YOUR OBJECTIVE: The entries that follow should be written out exactly.

[Start of PROVIDED RECORDS]

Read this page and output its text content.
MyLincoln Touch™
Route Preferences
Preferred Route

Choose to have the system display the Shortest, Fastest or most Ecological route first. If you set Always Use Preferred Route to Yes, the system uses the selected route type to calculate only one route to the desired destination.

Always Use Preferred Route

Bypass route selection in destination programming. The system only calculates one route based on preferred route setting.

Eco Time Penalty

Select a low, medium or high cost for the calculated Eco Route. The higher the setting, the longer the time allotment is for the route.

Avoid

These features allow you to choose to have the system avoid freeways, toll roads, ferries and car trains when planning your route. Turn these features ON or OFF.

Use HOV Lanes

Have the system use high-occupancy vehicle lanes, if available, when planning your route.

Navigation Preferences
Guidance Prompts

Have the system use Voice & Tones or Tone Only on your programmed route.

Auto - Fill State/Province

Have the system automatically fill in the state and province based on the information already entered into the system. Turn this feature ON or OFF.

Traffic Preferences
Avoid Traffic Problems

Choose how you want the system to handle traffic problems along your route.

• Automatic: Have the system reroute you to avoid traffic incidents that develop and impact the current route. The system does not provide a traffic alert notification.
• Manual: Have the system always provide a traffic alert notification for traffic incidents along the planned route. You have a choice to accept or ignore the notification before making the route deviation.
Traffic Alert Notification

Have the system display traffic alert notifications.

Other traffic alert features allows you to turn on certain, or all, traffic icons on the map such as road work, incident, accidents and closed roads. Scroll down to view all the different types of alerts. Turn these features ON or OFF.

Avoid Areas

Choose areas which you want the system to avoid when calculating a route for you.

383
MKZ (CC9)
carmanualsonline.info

[End of PROVIDED RECORDS]

CORRECT RESULT:
Read this page and output its text content.
MyLincoln Touch™
Route Preferences
Preferred Route

Choose to have the system display the Shortest, Fastest or most Ecological route first. If you set Always Use Preferred Route to Yes, the system uses the selected route type to calculate only one route to the desired destination.

Always Use Preferred Route

Bypass route selection in destination programming. The system only calculates one route based on preferred route setting.

Eco Time Penalty

Select a low, medium or high cost for the calculated Eco Route. The higher the setting, the longer the time allotment is for the route.

Avoid

These features allow you to choose to have the system avoid freeways, toll roads, ferries and car trains when planning your route. Turn these features ON or OFF.

Use HOV Lanes

Have the system use high-occupancy vehicle lanes, if available, when planning your route.

Navigation Preferences
Guidance Prompts

Have the system use Voice & Tones or Tone Only on your programmed route.

Auto - Fill State/Province

Have the system automatically fill in the state and province based on the information already entered into the system. Turn this feature ON or OFF.

Traffic Preferences
Avoid Traffic Problems

Choose how you want the system to handle traffic problems along your route.

• Automatic: Have the system reroute you to avoid traffic incidents that develop and impact the current route. The system does not provide a traffic alert notification.
• Manual: Have the system always provide a traffic alert notification for traffic incidents along the planned route. You have a choice to accept or ignore the notification before making the route deviation.
Traffic Alert Notification

Have the system display traffic alert notifications.

Other traffic alert features allows you to turn on certain, or all, traffic icons on the map such as road work, incident, accidents and closed roads. Scroll down to view all the different types of alerts. Turn these features ON or OFF.

Avoid Areas

Choose areas which you want the system to avoid when calculating a route for you.

383
MKZ (CC9)
carmanualsonline.info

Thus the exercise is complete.